## Given data:
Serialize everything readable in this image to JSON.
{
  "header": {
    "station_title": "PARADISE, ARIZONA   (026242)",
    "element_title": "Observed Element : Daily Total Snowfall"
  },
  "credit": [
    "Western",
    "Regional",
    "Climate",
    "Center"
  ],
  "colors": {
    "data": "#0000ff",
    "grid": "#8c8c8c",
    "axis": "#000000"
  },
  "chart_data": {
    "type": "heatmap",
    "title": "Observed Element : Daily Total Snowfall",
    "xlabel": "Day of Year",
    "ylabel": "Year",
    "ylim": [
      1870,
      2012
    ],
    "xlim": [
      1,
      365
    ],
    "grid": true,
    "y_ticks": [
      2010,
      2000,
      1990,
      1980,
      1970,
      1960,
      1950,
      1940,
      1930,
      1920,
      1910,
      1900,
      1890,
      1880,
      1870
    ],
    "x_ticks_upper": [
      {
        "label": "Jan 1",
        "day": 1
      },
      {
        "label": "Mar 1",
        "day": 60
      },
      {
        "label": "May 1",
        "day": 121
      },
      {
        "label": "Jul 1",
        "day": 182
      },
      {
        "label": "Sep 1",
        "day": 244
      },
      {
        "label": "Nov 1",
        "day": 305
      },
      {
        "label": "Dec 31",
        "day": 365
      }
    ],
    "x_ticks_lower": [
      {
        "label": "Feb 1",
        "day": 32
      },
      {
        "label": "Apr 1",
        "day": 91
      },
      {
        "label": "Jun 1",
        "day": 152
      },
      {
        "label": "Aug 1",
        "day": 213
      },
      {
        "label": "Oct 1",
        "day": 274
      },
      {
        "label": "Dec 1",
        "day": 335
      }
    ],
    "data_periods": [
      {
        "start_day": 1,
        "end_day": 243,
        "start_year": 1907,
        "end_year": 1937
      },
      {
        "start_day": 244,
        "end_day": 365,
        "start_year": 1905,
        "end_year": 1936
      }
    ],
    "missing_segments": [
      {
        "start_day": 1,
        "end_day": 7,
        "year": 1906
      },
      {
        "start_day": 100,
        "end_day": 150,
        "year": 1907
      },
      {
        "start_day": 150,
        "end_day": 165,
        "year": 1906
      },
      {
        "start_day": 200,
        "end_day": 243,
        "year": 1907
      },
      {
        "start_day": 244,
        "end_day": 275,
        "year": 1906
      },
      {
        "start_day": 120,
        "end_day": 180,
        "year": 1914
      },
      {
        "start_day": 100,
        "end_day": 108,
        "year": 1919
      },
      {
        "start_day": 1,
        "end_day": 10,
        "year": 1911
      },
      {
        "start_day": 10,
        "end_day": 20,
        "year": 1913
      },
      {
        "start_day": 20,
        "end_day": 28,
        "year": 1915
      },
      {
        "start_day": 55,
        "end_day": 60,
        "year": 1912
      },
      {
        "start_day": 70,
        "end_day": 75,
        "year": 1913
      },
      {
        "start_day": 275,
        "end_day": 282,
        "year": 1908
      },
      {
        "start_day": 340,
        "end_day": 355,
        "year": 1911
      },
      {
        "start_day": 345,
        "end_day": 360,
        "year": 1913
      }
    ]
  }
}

## Given problem:
Write out all the lines again, exactly as they are.

## Finished answer:
Serialize everything readable in this image to JSON.
{
  "header": {
    "station_title": "PARADISE, ARIZONA   (026242)",
    "element_title": "Observed Element : Daily Total Snowfall"
  },
  "credit": [
    "Western",
    "Regional",
    "Climate",
    "Center"
  ],
  "colors": {
    "data": "#0000ff",
    "grid": "#8c8c8c",
    "axis": "#000000"
  },
  "chart_data": {
    "type": "heatmap",
    "title": "Observed Element : Daily Total Snowfall",
    "xlabel": "Day of Year",
    "ylabel": "Year",
    "ylim": [
      1870,
      2012
    ],
    "xlim": [
      1,
      365
    ],
    "grid": true,
    "y_ticks": [
      2010,
      2000,
      1990,
      1980,
      1970,
      1960,
      1950,
      1940,
      1930,
      1920,
      1910,
      1900,
      1890,
      1880,
      1870
    ],
    "x_ticks_upper": [
      {
        "label": "Jan 1",
        "day": 1
      },
      {
        "label": "Mar 1",
        "day": 60
      },
      {
        "label": "May 1",
        "day": 121
      },
      {
        "label": "Jul 1",
        "day": 182
      },
      {
        "label": "Sep 1",
        "day": 244
      },
      {
        "label": "Nov 1",
        "day": 305
      },
      {
        "label": "Dec 31",
        "day": 365
      }
    ],
    "x_ticks_lower": [
      {
        "label": "Feb 1",
        "day": 32
      },
      {
        "label": "Apr 1",
        "day": 91
      },
      {
        "label": "Jun 1",
        "day": 152
      },
      {
        "label": "Aug 1",
        "day": 213
      },
      {
        "label": "Oct 1",
        "day": 274
      },
      {
        "label": "Dec 1",
        "day": 335
      }
    ],
    "data_periods": [
      {
        "start_day": 1,
        "end_day": 243,
        "start_year": 1907,
        "end_year": 1937
      },
      {
        "start_day": 244,
        "end_day": 365,
        "start_year": 1905,
        "end_year": 1936
      }
    ],
    "missing_segments": [
      {
        "start_day": 1,
        "end_day": 7,
        "year": 1906
      },
      {
        "start_day": 100,
        "end_day": 150,
        "year": 1907
      },
      {
        "start_day": 150,
        "end_day": 165,
        "year": 1906
      },
      {
        "start_day": 200,
        "end_day": 243,
        "year": 1907
      },
      {
        "start_day": 244,
        "end_day": 275,
        "year": 1906
      },
      {
        "start_day": 120,
        "end_day": 180,
        "year": 1914
      },
      {
        "start_day": 100,
        "end_day": 108,
        "year": 1919
      },
      {
        "start_day": 1,
        "end_day": 10,
        "year": 1911
      },
      {
        "start_day": 10,
        "end_day": 20,
        "year": 1913
      },
      {
        "start_day": 20,
        "end_day": 28,
        "year": 1915
      },
      {
        "start_day": 55,
        "end_day": 60,
        "year": 1912
      },
      {
        "start_day": 70,
        "end_day": 75,
        "year": 1913
      },
      {
        "start_day": 275,
        "end_day": 282,
        "year": 1908
      },
      {
        "start_day": 340,
        "end_day": 355,
        "year": 1911
      },
      {
        "start_day": 345,
        "end_day": 360,
        "year": 1913
      }
    ]
  }
}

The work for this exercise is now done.